■ Exercise
Can you write out all of the material below, word for word?

■ Dataset
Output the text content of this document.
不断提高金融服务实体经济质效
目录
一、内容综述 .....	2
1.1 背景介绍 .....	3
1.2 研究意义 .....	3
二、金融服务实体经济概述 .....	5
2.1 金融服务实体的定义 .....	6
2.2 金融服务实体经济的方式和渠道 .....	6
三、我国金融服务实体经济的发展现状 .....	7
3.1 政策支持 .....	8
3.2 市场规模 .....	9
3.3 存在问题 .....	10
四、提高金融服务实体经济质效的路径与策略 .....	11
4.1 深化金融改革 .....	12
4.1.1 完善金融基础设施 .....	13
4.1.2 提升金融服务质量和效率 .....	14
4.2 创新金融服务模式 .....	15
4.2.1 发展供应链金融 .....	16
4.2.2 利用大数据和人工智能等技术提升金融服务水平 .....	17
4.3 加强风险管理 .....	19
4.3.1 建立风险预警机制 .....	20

■ Problem solution
Output the text content of this document.
不断提高金融服务实体经济质效
目录
一、内容综述 .....	2
1.1 背景介绍 .....	3
1.2 研究意义 .....	3
二、金融服务实体经济概述 .....	5
2.1 金融服务实体的定义 .....	6
2.2 金融服务实体经济的方式和渠道 .....	6
三、我国金融服务实体经济的发展现状 .....	7
3.1 政策支持 .....	8
3.2 市场规模 .....	9
3.3 存在问题 .....	10
四、提高金融服务实体经济质效的路径与策略 .....	11
4.1 深化金融改革 .....	12
4.1.1 完善金融基础设施 .....	13
4.1.2 提升金融服务质量和效率 .....	14
4.2 创新金融服务模式 .....	15
4.2.1 发展供应链金融 .....	16
4.2.2 利用大数据和人工智能等技术提升金融服务水平 .....	17
4.3 加强风险管理 .....	19
4.3.1 建立风险预警机制 .....	20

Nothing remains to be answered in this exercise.